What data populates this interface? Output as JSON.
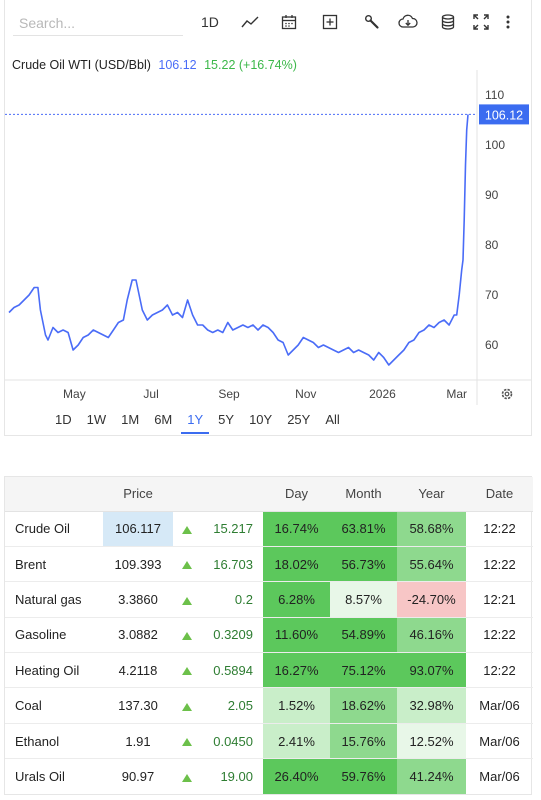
{
  "toolbar": {
    "search_placeholder": "Search...",
    "interval_label": "1D",
    "icons": [
      "line-chart-icon",
      "calendar-icon",
      "plus-box-icon",
      "wrench-icon",
      "cloud-download-icon",
      "database-icon",
      "fullscreen-icon",
      "more-vertical-icon"
    ]
  },
  "legend": {
    "name": "Crude Oil WTI (USD/Bbl)",
    "price": "106.12",
    "change": "15.22 (+16.74%)"
  },
  "chart_data": {
    "type": "line",
    "series": [
      {
        "name": "Crude Oil WTI (USD/Bbl)",
        "x": [
          "2025-03-10",
          "2025-03-14",
          "2025-03-18",
          "2025-03-22",
          "2025-03-26",
          "2025-03-30",
          "2025-04-02",
          "2025-04-04",
          "2025-04-08",
          "2025-04-10",
          "2025-04-14",
          "2025-04-18",
          "2025-04-22",
          "2025-04-26",
          "2025-04-30",
          "2025-05-04",
          "2025-05-08",
          "2025-05-12",
          "2025-05-16",
          "2025-05-20",
          "2025-05-24",
          "2025-05-28",
          "2025-06-01",
          "2025-06-05",
          "2025-06-09",
          "2025-06-12",
          "2025-06-16",
          "2025-06-19",
          "2025-06-24",
          "2025-06-28",
          "2025-07-02",
          "2025-07-06",
          "2025-07-10",
          "2025-07-14",
          "2025-07-18",
          "2025-07-22",
          "2025-07-26",
          "2025-07-30",
          "2025-08-03",
          "2025-08-07",
          "2025-08-11",
          "2025-08-15",
          "2025-08-19",
          "2025-08-23",
          "2025-08-27",
          "2025-08-31",
          "2025-09-04",
          "2025-09-08",
          "2025-09-12",
          "2025-09-16",
          "2025-09-20",
          "2025-09-24",
          "2025-09-28",
          "2025-10-02",
          "2025-10-06",
          "2025-10-10",
          "2025-10-14",
          "2025-10-18",
          "2025-10-22",
          "2025-10-26",
          "2025-10-30",
          "2025-11-03",
          "2025-11-07",
          "2025-11-11",
          "2025-11-15",
          "2025-11-19",
          "2025-11-23",
          "2025-11-27",
          "2025-12-01",
          "2025-12-05",
          "2025-12-09",
          "2025-12-13",
          "2025-12-17",
          "2025-12-21",
          "2025-12-25",
          "2025-12-29",
          "2026-01-02",
          "2026-01-06",
          "2026-01-10",
          "2026-01-14",
          "2026-01-18",
          "2026-01-22",
          "2026-01-26",
          "2026-01-30",
          "2026-02-03",
          "2026-02-07",
          "2026-02-11",
          "2026-02-15",
          "2026-02-19",
          "2026-02-23",
          "2026-02-27",
          "2026-03-01",
          "2026-03-03",
          "2026-03-05",
          "2026-03-06",
          "2026-03-07",
          "2026-03-08",
          "2026-03-09",
          "2026-03-10"
        ],
        "y": [
          66.5,
          67.5,
          68,
          69,
          70,
          71.5,
          71.5,
          67,
          62,
          61,
          63.5,
          62.5,
          63,
          62.5,
          59,
          60,
          61.5,
          62,
          63,
          62.5,
          62,
          61.5,
          63,
          64.5,
          65,
          69,
          73,
          73,
          67,
          65,
          66,
          66.5,
          67,
          68,
          66,
          66.5,
          65.5,
          69,
          66,
          64,
          64,
          63,
          62.5,
          63,
          62.5,
          64.5,
          63,
          63.5,
          64,
          63.5,
          64,
          63,
          64,
          63.5,
          62.5,
          61,
          60.5,
          58,
          59,
          60,
          61.5,
          61,
          60.5,
          59.5,
          60,
          59.5,
          59,
          58.5,
          59,
          59.5,
          58.5,
          59,
          58.5,
          58,
          57,
          58.5,
          57.5,
          56,
          57,
          58,
          59,
          60.5,
          61,
          62.5,
          63,
          64,
          63.5,
          64.5,
          65,
          64,
          66,
          66,
          70,
          75,
          77,
          85,
          96,
          103,
          106.12
        ]
      }
    ],
    "xlabel": "",
    "ylabel": "",
    "ylim": [
      53,
      115
    ],
    "y_ticks": [
      60,
      70,
      80,
      90,
      100,
      110
    ],
    "x_ticks": [
      {
        "label": "May",
        "date": "2025-05-01"
      },
      {
        "label": "Jul",
        "date": "2025-07-01"
      },
      {
        "label": "Sep",
        "date": "2025-09-01"
      },
      {
        "label": "Nov",
        "date": "2025-11-01"
      },
      {
        "label": "2026",
        "date": "2026-01-01"
      },
      {
        "label": "Mar",
        "date": "2026-03-01"
      }
    ],
    "last_price": 106.12,
    "grid": false,
    "colors": {
      "line": "#4a6cf7",
      "price_tag": "#3b6cf0"
    }
  },
  "ranges": [
    "1D",
    "1W",
    "1M",
    "6M",
    "1Y",
    "5Y",
    "10Y",
    "25Y",
    "All"
  ],
  "active_range": "1Y",
  "table": {
    "headers": [
      "",
      "Price",
      "",
      "",
      "Day",
      "Month",
      "Year",
      "Date"
    ],
    "rows": [
      {
        "name": "Crude Oil",
        "price": "106.117",
        "change": "15.217",
        "day": "16.74%",
        "month": "63.81%",
        "year": "58.68%",
        "date": "12:22"
      },
      {
        "name": "Brent",
        "price": "109.393",
        "change": "16.703",
        "day": "18.02%",
        "month": "56.73%",
        "year": "55.64%",
        "date": "12:22"
      },
      {
        "name": "Natural gas",
        "price": "3.3860",
        "change": "0.2",
        "day": "6.28%",
        "month": "8.57%",
        "year": "-24.70%",
        "date": "12:21"
      },
      {
        "name": "Gasoline",
        "price": "3.0882",
        "change": "0.3209",
        "day": "11.60%",
        "month": "54.89%",
        "year": "46.16%",
        "date": "12:22"
      },
      {
        "name": "Heating Oil",
        "price": "4.2118",
        "change": "0.5894",
        "day": "16.27%",
        "month": "75.12%",
        "year": "93.07%",
        "date": "12:22"
      },
      {
        "name": "Coal",
        "price": "137.30",
        "change": "2.05",
        "day": "1.52%",
        "month": "18.62%",
        "year": "32.98%",
        "date": "Mar/06"
      },
      {
        "name": "Ethanol",
        "price": "1.91",
        "change": "0.0450",
        "day": "2.41%",
        "month": "15.76%",
        "year": "12.52%",
        "date": "Mar/06"
      },
      {
        "name": "Urals Oil",
        "price": "90.97",
        "change": "19.00",
        "day": "26.40%",
        "month": "59.76%",
        "year": "41.24%",
        "date": "Mar/06"
      }
    ],
    "heat_colors": {
      "strong_green": "#5cc85c",
      "mid_green": "#8ed98e",
      "light_green": "#c9eec9",
      "pale_green": "#e8f7e8",
      "red": "#f7c6c6",
      "price_highlight": "#d6e9f7"
    }
  }
}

Requirement
From the listing above, copy all lines holding the word "Crude".

Problem solution
    "name": "Crude Oil WTI (USD/Bbl)",
        "name": "Crude Oil WTI (USD/Bbl)",
        "name": "Crude Oil",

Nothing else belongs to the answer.